> _EXERCISE BRIEF_
Copy every line that contains the string "Бишкек" from the entries below.
★ ★ ★
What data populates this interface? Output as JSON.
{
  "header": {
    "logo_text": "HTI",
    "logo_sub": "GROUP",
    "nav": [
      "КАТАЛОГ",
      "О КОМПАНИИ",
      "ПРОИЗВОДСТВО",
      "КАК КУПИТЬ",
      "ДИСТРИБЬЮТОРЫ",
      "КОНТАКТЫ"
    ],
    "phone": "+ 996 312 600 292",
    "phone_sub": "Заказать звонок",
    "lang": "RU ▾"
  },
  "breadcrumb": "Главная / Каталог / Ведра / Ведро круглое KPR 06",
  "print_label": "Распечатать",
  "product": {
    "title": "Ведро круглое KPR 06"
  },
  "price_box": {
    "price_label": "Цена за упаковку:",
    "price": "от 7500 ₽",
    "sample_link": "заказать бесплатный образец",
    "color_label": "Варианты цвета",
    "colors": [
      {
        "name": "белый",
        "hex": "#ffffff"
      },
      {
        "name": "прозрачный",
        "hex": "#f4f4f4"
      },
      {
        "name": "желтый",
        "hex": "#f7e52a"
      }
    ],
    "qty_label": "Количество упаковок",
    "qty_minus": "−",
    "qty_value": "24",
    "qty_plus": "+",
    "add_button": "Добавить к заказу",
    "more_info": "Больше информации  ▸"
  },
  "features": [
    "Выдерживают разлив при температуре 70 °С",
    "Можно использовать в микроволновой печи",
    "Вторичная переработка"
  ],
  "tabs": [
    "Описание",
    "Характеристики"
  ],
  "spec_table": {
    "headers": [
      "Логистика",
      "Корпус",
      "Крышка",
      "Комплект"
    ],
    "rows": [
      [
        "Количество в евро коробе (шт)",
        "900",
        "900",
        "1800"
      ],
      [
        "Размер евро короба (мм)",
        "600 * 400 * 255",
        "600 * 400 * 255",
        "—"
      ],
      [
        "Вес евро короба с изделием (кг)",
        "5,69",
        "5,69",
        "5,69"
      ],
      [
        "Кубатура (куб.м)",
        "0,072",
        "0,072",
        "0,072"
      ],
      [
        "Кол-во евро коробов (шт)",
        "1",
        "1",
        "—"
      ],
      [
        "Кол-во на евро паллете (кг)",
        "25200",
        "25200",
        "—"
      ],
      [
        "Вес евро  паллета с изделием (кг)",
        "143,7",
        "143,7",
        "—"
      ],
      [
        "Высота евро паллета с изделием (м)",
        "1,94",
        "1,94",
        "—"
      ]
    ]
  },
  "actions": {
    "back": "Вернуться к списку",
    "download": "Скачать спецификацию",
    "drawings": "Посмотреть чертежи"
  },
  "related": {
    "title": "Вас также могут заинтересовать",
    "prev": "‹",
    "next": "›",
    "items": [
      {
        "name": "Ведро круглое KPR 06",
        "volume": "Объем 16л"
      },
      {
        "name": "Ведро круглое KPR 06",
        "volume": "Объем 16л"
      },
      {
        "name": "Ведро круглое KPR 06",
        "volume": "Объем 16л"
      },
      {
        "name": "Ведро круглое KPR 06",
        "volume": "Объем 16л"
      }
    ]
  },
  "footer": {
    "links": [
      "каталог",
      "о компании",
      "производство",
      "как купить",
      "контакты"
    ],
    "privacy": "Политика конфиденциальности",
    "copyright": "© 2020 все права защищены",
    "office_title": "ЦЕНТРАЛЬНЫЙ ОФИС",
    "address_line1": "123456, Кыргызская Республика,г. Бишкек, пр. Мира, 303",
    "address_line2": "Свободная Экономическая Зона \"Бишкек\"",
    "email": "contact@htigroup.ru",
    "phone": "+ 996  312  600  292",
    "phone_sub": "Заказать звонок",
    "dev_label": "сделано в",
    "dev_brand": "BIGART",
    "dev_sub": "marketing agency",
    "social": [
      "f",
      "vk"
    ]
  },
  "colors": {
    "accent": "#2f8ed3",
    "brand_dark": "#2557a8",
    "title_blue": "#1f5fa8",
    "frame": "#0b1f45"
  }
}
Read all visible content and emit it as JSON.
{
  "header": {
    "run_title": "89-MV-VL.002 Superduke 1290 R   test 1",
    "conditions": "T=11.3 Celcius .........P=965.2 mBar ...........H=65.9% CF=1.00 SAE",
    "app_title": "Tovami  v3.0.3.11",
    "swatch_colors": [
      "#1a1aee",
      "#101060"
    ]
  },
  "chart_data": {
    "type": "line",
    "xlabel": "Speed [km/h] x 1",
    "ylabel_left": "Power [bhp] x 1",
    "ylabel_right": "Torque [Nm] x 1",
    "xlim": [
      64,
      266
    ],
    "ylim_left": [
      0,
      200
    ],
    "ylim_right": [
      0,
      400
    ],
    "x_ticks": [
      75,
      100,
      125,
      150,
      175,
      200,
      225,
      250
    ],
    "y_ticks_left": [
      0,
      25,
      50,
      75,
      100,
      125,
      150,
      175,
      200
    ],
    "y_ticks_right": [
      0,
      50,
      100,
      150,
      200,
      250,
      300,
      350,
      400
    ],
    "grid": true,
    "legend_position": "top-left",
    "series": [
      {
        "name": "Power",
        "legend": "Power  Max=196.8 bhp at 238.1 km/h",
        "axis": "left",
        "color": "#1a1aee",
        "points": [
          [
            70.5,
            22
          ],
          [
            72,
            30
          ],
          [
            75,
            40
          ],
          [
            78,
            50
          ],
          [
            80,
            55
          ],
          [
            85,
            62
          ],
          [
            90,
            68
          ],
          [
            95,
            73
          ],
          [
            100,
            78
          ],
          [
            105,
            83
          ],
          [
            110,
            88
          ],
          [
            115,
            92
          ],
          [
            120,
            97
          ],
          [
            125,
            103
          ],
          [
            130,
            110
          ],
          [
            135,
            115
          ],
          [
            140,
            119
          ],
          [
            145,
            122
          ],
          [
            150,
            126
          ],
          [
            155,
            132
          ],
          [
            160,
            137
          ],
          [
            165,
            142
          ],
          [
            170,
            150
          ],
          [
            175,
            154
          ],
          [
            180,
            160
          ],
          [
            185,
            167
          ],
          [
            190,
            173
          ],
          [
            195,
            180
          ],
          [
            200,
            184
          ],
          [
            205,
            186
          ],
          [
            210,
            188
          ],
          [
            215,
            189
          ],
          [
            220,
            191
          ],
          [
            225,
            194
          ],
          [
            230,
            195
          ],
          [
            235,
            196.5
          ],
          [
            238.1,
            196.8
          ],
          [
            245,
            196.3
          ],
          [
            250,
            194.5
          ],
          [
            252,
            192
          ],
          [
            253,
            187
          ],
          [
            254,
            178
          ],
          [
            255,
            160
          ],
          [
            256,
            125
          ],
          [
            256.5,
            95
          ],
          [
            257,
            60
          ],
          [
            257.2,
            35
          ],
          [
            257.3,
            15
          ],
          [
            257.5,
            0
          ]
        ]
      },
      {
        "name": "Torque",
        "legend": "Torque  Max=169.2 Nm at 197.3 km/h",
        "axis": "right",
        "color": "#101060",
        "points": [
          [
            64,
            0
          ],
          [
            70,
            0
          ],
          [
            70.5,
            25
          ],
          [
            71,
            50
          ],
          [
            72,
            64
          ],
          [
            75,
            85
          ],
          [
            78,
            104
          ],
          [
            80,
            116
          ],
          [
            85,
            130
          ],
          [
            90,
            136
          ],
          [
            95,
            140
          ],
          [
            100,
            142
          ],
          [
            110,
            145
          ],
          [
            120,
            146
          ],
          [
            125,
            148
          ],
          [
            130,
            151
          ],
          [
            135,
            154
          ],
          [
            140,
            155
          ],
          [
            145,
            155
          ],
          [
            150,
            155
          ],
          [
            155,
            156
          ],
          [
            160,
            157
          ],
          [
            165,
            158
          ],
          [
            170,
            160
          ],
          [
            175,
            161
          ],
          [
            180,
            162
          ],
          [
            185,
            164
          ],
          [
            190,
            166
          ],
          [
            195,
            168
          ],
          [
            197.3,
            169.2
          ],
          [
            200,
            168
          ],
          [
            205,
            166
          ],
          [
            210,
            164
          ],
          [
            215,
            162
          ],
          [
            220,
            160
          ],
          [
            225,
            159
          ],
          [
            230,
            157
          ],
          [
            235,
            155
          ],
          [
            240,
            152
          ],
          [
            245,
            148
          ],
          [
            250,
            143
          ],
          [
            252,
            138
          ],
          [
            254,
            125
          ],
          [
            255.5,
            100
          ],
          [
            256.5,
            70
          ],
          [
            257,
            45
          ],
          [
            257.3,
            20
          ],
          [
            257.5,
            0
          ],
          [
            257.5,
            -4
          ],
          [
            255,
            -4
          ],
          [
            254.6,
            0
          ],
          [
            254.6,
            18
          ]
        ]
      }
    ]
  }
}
★ ★ ★
> _THE OUTPUT_
    "address_line1": "123456, Кыргызская Республика,г. Бишкек, пр. Мира, 303",
    "address_line2": "Свободная Экономическая Зона \"Бишкек\"",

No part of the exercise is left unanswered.